Stated exercise:
Copy the rows word for word, starting at the line that contains "Patent image size: (841, 627)." and ending after the line that contains "The exhaust port 256 is at (185, 279).".
____________
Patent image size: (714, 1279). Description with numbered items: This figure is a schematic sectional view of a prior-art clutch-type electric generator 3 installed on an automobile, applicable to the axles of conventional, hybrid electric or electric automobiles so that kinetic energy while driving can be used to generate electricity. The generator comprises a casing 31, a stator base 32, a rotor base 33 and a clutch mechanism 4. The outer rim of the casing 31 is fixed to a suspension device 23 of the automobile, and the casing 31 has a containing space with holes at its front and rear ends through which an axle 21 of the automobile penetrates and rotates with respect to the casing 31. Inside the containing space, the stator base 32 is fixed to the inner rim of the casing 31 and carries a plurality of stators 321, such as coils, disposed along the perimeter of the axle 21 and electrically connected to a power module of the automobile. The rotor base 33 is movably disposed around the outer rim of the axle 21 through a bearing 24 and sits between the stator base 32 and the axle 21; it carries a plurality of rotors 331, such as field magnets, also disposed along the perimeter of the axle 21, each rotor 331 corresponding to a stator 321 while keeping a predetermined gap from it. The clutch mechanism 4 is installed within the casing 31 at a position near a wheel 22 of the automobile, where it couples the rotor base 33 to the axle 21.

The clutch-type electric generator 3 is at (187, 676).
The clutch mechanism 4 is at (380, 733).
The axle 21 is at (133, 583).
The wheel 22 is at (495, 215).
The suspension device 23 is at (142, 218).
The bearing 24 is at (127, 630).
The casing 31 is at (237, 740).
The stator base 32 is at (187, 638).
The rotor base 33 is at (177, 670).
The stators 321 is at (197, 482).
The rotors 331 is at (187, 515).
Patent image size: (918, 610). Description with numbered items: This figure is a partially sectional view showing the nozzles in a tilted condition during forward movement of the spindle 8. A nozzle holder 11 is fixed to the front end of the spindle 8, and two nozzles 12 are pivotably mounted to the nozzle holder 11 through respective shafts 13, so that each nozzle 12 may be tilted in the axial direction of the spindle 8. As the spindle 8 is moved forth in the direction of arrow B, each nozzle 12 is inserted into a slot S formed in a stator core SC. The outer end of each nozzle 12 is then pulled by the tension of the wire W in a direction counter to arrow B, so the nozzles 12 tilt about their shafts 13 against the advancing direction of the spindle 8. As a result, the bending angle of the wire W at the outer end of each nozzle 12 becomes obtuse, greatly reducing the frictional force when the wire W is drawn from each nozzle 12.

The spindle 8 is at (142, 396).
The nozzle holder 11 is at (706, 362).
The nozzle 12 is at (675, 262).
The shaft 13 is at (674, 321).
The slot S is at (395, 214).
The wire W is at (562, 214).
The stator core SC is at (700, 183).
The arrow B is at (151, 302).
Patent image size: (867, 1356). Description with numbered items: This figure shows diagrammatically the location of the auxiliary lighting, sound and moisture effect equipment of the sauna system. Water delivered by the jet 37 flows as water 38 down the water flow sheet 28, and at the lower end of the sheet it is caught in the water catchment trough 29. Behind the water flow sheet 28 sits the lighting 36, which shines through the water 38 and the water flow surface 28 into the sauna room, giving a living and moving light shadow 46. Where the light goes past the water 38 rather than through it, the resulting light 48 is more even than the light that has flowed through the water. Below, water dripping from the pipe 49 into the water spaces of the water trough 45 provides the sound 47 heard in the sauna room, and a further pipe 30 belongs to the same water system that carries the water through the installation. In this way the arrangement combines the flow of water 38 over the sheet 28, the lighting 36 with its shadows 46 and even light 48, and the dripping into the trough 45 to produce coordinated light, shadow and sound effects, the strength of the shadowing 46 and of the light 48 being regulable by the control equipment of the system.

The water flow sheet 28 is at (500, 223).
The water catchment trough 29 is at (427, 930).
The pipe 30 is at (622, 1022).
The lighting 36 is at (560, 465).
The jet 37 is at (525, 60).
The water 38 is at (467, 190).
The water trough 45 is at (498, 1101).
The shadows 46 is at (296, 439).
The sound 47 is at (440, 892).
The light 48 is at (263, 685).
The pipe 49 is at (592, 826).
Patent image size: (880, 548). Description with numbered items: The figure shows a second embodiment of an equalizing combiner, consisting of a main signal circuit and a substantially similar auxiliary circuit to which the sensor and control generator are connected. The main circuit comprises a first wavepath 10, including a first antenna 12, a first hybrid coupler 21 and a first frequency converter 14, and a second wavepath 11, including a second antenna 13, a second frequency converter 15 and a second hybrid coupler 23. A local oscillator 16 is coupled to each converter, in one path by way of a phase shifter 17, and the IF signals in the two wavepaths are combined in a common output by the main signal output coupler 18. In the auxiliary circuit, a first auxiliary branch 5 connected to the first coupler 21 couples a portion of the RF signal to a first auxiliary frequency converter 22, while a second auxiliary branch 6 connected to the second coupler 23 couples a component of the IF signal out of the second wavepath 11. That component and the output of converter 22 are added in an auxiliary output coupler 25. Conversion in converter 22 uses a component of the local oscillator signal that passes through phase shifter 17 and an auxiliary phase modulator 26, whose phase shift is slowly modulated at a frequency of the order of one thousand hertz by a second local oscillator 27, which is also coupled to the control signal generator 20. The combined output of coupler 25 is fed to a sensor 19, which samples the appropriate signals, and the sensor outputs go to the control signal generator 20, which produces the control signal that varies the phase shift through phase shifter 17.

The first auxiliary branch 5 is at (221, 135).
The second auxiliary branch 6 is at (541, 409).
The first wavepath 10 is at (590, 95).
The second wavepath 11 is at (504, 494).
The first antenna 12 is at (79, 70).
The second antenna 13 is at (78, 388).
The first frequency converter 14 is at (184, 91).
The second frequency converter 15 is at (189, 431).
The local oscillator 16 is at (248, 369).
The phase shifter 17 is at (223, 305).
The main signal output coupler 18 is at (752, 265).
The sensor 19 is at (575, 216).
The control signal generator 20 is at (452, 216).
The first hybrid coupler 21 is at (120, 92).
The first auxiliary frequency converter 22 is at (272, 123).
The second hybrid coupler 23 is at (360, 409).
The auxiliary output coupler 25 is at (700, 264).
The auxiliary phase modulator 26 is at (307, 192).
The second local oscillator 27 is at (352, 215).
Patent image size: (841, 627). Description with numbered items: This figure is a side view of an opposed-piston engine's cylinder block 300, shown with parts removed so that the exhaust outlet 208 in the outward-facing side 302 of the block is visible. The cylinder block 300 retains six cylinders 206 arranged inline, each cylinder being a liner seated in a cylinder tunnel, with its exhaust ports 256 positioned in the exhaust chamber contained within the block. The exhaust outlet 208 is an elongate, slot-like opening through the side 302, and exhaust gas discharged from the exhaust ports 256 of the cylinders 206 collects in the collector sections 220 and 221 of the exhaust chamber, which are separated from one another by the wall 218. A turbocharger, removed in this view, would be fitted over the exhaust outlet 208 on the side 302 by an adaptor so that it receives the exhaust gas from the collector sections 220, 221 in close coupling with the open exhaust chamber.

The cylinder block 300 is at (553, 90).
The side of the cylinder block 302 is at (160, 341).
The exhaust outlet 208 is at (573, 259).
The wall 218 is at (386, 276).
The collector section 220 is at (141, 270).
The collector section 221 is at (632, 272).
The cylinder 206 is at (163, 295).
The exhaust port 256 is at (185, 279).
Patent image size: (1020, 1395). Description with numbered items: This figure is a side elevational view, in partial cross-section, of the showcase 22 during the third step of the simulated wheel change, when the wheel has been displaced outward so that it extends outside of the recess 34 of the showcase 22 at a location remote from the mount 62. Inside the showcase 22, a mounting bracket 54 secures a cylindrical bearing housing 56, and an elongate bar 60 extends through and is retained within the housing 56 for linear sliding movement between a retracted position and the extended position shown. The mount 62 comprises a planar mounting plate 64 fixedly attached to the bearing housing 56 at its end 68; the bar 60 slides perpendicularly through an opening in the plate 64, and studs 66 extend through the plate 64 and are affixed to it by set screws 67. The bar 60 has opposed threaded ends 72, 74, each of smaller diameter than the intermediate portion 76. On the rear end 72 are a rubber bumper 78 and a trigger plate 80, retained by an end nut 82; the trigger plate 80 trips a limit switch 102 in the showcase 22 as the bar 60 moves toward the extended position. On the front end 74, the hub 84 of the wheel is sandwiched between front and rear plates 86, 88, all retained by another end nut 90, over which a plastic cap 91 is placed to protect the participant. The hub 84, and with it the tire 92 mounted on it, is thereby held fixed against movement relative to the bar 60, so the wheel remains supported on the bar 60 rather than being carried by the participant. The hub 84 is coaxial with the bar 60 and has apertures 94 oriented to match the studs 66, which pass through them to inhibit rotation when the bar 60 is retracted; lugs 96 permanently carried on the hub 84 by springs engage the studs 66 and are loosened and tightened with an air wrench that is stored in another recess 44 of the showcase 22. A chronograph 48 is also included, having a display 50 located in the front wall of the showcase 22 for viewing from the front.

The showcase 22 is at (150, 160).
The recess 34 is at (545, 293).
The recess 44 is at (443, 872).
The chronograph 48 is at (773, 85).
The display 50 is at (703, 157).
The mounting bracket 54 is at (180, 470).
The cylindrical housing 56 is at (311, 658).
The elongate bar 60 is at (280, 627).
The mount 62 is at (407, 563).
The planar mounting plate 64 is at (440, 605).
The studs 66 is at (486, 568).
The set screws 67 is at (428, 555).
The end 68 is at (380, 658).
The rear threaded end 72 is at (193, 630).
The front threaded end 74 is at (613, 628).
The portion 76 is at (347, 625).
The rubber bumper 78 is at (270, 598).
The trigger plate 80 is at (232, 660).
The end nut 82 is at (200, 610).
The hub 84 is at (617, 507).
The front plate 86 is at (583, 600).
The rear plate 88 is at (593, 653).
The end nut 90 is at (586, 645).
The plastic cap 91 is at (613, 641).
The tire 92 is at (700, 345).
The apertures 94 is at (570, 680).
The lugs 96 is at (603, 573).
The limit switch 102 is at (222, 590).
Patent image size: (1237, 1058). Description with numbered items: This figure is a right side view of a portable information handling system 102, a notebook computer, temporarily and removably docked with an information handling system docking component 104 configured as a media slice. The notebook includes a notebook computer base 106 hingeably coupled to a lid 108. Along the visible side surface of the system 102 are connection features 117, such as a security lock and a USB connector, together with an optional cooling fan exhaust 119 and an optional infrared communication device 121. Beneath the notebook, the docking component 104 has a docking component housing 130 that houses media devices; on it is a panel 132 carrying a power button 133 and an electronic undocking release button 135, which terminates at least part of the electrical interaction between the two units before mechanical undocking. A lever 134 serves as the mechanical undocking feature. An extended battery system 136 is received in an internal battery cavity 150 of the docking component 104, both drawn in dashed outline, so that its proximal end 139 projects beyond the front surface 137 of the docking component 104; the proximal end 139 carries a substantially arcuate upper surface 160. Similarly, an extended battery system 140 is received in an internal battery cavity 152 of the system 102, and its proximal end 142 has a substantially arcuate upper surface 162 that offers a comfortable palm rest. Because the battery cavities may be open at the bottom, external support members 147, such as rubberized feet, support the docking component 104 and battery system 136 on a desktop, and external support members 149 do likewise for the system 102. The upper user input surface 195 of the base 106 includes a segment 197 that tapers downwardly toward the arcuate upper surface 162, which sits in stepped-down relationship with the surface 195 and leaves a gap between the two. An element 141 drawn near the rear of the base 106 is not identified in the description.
____________
Result of this exercise:
Patent image size: (841, 627). Description with numbered items: This figure is a side view of an opposed-piston engine's cylinder block 300, shown with parts removed so that the exhaust outlet 208 in the outward-facing side 302 of the block is visible. The cylinder block 300 retains six cylinders 206 arranged inline, each cylinder being a liner seated in a cylinder tunnel, with its exhaust ports 256 positioned in the exhaust chamber contained within the block. The exhaust outlet 208 is an elongate, slot-like opening through the side 302, and exhaust gas discharged from the exhaust ports 256 of the cylinders 206 collects in the collector sections 220 and 221 of the exhaust chamber, which are separated from one another by the wall 218. A turbocharger, removed in this view, would be fitted over the exhaust outlet 208 on the side 302 by an adaptor so that it receives the exhaust gas from the collector sections 220, 221 in close coupling with the open exhaust chamber.

The cylinder block 300 is at (553, 90).
The side of the cylinder block 302 is at (160, 341).
The exhaust outlet 208 is at (573, 259).
The wall 218 is at (386, 276).
The collector section 220 is at (141, 270).
The collector section 221 is at (632, 272).
The cylinder 206 is at (163, 295).
The exhaust port 256 is at (185, 279).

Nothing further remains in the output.